• **Tekstfragment**
La Nuova Musica en hun artistiek directeur David Bates presenteren Henry Purcells meest bewonderde werk Dido and Aeneas, een miniatuuropera en de enige geheel gezongen opera, die Purcell ooit heeft gecomponeerd.
In de tweede helft van de 17de eeuw ontstond in Engeland de semi-opera, die mede voortvloeide uit het genre van de masque. Na “Dido and Aeneas” componeerde Purcell (foto) nog vijf dergelijke semi-opera’s, waarin de invloed van de Engelse masque nog duidelijk aanwezig was. “Dido and Aeneas” vertelt over de liefde van Dido, de koningin van Carthago, voor de Trojaanse held, Aeneas, en haar wanhoop wanneer hij haar in de steek laat. Tot het eind van de jaren 1680, componeerde Henry Purcell (ca. 1659-1695) vrijwel uitsluitend voor de Chapel Royal en het koninklijk hof.
Maar toen de monarchie in 1690 besloot om haar uitgaven aan muziek te verminderen, trad hij toe tot de United Company, een Londens theatergezelschap, en wijdde zich aan het componeren van hun producties. Purcells samenwerking met de dichter John Dryden (1631-1700) (foto) leidde tot buitengewoon indrukwekkende theaterproducties. Deze nieuwe producties, Restoration Spectaculars en semi-operas, waren o.a. “King Arthur” (1691), “The Fairy Queen” (1692) en “The Indian Queen” (1695), maar ook toneelmuziek, zoals “The Virtuous Wife” (1695).
De machtsovername in 1688-1689 door de Nederlandse stadhouder Willem III van Oranje-Nassau en zijn gemalin Maria Stuart II als koning en koningin van Engeland, Schotland en Ierland, ging de geschiedenis in als de “Glorious Revolution”. De muziek hernam geleidelijk haar plaats in de rituelen en genoegens van het koninkrijk en het was Henry Purcell die Engeland opnieuw een stem gaf, waardig aan zijn glorieuze wedergeboorte en grandioze ambities. Naast toneelmuziek (incidental music), bv. “Abdelazer or The Moor’s Revenge” (1695), componeerde Purcell tussen 1690 en 1695, vier semi-opera’s, “The Prophetess, or the History of Dioclesian”, “King Arthur, or the British Worthy”, “The Fairy-Queen” en “The Indian Queen”.

• **Fragmenten uit records**

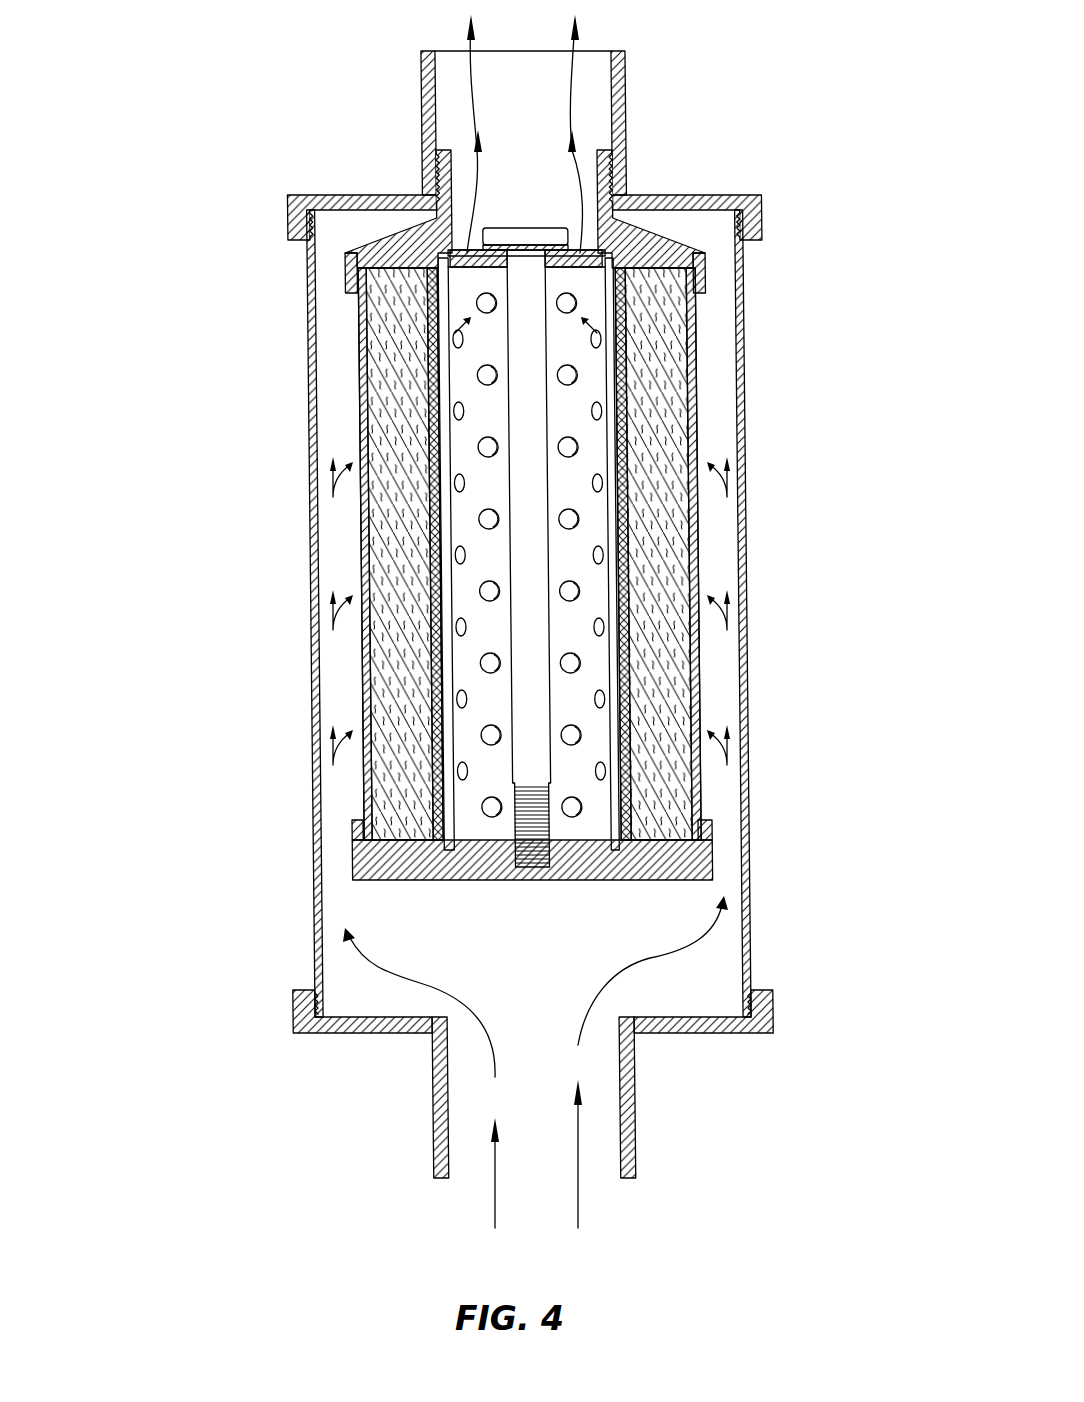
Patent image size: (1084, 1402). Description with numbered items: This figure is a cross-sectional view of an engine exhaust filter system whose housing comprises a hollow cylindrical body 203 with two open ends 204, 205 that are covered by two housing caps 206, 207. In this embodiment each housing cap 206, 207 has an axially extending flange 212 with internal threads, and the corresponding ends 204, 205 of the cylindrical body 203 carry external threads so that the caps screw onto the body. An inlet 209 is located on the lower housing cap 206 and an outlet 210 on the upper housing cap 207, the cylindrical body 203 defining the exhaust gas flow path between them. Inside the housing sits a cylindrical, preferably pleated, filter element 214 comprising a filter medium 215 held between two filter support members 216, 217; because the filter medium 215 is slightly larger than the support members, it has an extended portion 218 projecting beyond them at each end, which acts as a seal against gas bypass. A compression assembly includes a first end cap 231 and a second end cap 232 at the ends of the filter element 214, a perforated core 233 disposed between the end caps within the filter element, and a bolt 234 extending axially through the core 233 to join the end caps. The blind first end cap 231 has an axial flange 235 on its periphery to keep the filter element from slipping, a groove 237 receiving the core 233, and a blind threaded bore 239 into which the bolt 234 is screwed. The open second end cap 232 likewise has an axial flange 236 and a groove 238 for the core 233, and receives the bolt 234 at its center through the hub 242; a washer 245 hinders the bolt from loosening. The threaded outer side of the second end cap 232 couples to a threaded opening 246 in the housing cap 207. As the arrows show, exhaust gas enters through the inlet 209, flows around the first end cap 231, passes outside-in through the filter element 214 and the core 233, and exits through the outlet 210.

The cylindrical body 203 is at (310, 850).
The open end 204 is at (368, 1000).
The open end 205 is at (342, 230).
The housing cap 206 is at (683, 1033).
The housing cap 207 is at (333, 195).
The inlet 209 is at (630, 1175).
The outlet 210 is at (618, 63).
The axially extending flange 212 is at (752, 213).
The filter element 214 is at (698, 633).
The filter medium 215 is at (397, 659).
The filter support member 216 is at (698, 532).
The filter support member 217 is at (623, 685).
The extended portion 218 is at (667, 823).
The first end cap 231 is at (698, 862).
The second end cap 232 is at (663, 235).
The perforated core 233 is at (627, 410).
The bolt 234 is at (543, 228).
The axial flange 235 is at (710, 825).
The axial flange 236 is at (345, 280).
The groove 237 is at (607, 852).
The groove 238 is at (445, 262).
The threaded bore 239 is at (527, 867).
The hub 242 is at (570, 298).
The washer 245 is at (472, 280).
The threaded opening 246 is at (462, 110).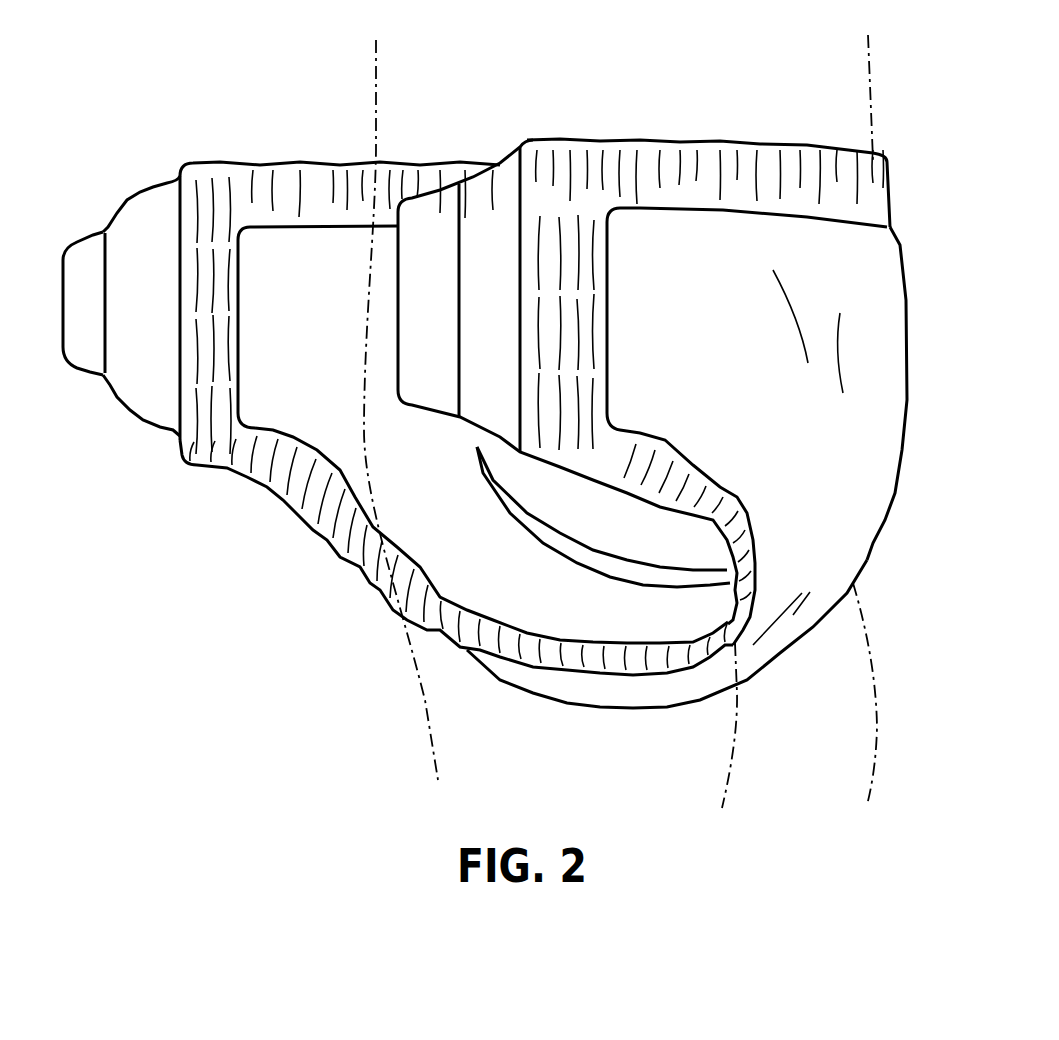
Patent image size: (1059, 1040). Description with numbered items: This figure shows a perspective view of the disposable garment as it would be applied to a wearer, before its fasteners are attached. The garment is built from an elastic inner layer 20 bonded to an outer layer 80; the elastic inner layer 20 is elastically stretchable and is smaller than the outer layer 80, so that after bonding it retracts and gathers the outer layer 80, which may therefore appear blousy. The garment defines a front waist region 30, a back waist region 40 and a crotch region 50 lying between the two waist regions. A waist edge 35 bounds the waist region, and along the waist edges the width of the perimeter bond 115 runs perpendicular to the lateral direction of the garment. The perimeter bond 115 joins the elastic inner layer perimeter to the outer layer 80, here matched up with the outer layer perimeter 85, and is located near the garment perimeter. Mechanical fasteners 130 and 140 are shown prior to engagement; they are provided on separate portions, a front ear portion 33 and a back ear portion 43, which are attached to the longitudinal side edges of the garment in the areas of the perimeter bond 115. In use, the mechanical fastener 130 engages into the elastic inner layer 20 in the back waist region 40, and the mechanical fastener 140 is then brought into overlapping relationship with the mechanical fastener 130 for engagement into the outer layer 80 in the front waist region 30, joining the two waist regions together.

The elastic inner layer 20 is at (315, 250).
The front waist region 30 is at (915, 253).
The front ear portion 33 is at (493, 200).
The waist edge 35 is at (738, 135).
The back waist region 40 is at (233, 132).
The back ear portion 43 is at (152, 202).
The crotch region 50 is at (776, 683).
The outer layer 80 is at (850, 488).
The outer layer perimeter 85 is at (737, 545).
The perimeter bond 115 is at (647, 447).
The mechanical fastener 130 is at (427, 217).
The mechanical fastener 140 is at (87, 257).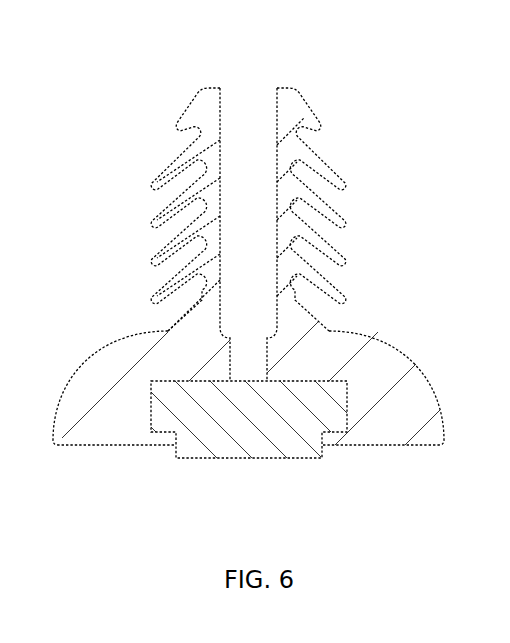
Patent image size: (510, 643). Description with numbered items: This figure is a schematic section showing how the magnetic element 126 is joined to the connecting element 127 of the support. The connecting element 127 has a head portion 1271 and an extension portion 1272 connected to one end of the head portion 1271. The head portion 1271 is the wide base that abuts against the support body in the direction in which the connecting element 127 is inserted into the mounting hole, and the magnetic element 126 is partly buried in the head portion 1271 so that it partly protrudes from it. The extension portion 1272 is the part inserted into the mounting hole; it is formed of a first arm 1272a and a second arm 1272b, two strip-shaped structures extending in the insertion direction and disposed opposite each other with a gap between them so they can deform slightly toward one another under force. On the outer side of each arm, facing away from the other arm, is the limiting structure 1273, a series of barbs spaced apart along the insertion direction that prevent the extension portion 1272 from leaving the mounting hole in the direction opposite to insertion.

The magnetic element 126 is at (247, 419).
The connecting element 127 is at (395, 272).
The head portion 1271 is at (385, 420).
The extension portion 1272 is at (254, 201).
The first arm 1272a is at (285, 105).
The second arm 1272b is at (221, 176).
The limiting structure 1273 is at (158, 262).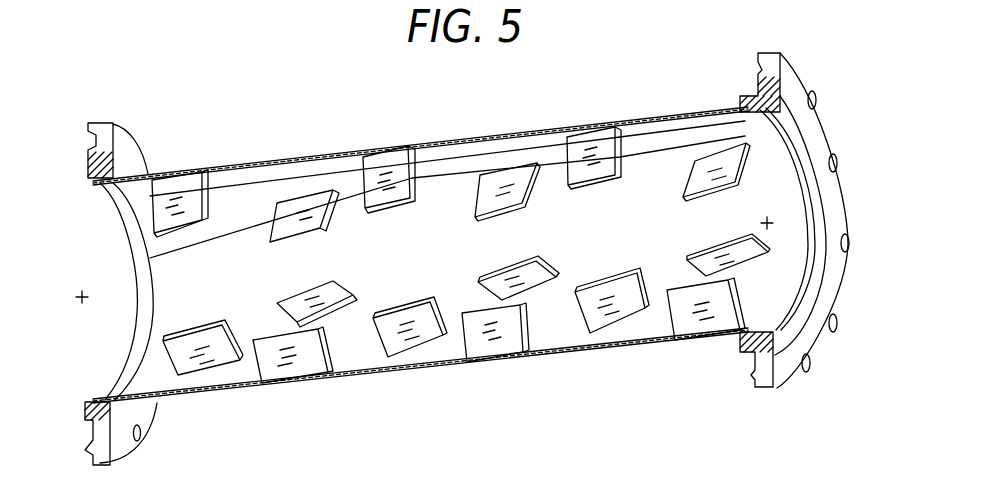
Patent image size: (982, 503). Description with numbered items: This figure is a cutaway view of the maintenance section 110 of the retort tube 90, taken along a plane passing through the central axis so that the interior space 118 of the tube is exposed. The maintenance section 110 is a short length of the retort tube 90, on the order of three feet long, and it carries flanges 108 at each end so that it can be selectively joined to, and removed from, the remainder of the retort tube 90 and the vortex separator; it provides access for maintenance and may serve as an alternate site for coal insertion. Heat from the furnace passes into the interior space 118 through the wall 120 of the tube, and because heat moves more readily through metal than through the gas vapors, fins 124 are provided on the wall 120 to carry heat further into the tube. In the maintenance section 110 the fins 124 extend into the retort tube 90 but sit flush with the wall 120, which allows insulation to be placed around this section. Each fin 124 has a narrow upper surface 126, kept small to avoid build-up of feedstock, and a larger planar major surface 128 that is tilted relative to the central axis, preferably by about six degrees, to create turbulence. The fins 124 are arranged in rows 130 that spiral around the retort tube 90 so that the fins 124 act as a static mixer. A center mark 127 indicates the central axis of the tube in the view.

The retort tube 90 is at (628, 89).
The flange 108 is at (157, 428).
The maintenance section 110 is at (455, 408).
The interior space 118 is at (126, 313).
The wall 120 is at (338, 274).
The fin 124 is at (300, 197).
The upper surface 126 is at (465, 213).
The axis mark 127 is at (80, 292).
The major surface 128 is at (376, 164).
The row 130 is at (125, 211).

• **Opdracht 1**
Schrijf uit de tekst over Purcell woordelijk het stuk over dat begint bij "La Nuova Musica" en doorloopt tot en met "ooit heeft gecomponeerd.".
• **Opdracht 2**
Bij welk Londens theatergezelschap trad Purcell volgens de tekst over Purcell toe?
• **Opdracht 3**
Hoe gaat de tekst over Purcell verder na de laatste zin? Schrijf het vervolg.

• **Resultaat 1**
La Nuova Musica en hun artistiek directeur David Bates presenteren Henry Purcells meest bewonderde werk Dido and Aeneas, een miniatuuropera en de enige geheel gezongen opera, die Purcell ooit heeft gecomponeerd.

• **Resultaat 2**
De United Company.

• **Resultaat 3**
Dido and Aeneas is een kameropera. De eerste bekende opvoering was in 1688. Vóór “Dido en Aeneas” had Purcell muziek gecomponeerd voor verschillende toneelwerken, waaronder negen stukken voor Nathaniel Lee’s “Theodosius, of The Force of Love” (1680) en acht songs voor Thomas d’Urfey’s “A Fool’s Preferment” (1688). Hij componeerde ook songs voor twee toneelstukken van Nahum Tate (later de librettist van Dido en Aeneas), “The Sicilian Usurper” (1680) en “Cuckold’s Have”n (1685).
De Engelse advocaat, biograaf en amateur musicus, Roger North (1653-1734) (foto), bedacht de term semi-opera om een mengvorm tussen opera en gezongen toneelmuziek met gesproken dialogen aan te duiden. De masque was daarentegen eerder een dansspektakel en Purcells beroemde “Dido and Aeneas” was een doorgecomponeerde kameropera. De eerste semi-opera, “Macbeth” op een libretto van William Davenant naar Shakespeare’s “Macbeth”, werd in 1673 gecomponeerd door Matthew Locke. Purcells meesterwerk, “King Arthur”, een semiopera uit 1691, op een libretto van de beroemde toneelschrijver John Dryden, was één van de opvallendste en populairste werken van de Engelse operaliteratuur uit deze periode. Bekende fragmenten zijn de “Frost Scene” en “Fairest Isle”.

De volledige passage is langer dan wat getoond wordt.